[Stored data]
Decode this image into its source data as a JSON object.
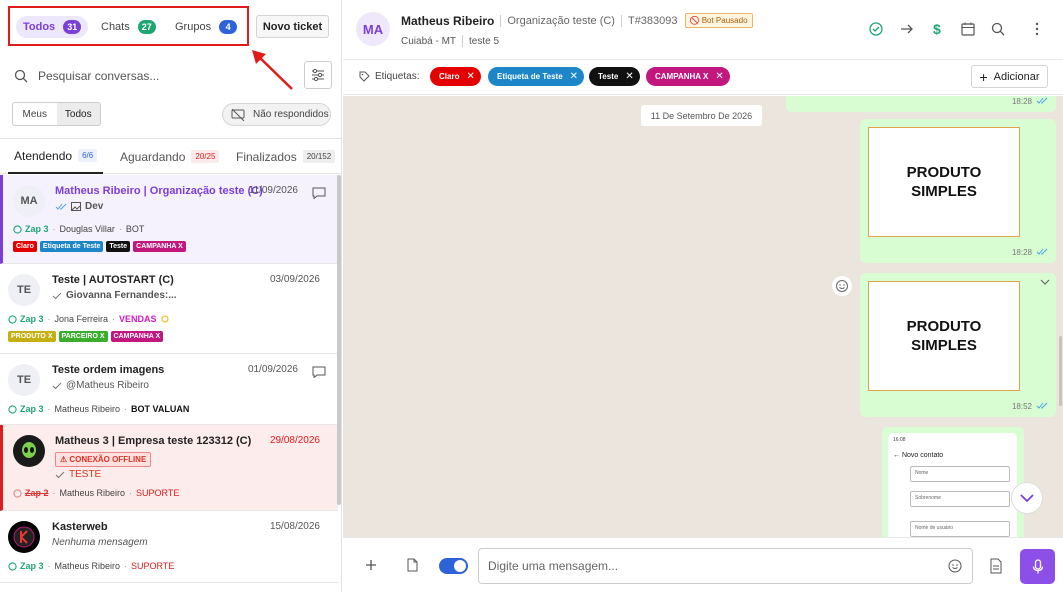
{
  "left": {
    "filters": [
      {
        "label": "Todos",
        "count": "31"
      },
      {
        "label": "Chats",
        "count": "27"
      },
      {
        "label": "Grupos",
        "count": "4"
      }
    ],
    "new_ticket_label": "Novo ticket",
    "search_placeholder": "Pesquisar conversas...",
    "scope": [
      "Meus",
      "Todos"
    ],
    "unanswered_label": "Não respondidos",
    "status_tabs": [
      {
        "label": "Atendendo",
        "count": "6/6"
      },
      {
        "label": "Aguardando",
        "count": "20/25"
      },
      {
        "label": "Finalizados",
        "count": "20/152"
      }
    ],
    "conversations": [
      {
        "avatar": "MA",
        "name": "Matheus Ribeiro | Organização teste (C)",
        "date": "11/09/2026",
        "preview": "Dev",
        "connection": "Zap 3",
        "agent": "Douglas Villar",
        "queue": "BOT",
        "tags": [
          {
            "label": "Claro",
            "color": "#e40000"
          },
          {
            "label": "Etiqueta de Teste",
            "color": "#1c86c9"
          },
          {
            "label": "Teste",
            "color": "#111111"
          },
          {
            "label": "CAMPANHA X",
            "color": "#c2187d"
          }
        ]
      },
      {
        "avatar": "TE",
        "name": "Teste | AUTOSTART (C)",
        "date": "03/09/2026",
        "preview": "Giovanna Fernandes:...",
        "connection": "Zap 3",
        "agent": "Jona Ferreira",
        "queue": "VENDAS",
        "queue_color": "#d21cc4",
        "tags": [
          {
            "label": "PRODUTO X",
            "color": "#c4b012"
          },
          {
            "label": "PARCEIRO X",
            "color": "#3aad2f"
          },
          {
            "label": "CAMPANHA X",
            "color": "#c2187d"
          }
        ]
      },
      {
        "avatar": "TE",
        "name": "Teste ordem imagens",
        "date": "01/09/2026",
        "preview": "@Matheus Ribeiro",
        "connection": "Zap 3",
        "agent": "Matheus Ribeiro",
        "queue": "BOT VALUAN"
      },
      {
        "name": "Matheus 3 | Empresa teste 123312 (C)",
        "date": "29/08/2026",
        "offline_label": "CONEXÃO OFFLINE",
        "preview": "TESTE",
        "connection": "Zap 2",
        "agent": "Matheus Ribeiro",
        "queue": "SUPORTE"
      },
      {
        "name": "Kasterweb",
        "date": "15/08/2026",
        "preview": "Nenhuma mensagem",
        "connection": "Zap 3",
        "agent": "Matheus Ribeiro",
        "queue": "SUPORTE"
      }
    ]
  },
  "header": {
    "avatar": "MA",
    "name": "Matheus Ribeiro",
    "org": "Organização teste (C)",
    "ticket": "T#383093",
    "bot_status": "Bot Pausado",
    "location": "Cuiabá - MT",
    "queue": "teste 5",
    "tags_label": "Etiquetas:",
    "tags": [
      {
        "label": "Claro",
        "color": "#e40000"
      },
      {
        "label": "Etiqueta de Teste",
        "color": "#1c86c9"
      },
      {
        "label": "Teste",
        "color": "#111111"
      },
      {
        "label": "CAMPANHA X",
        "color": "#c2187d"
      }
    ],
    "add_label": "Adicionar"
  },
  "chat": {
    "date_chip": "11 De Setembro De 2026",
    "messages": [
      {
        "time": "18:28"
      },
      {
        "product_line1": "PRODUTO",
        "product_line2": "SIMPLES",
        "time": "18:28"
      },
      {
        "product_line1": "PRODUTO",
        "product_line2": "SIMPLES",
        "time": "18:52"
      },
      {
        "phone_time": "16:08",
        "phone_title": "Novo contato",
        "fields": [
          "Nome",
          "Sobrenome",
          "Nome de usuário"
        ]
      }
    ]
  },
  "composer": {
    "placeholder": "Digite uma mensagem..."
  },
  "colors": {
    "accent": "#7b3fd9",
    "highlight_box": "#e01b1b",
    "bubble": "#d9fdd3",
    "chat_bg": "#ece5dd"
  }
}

### REQUIREMENT
In the records above, find each line with the word "Organização" and copy it.

### CORRECT OUTPUT
        "name": "Matheus Ribeiro | Organização teste (C)",
    "org": "Organização teste (C)",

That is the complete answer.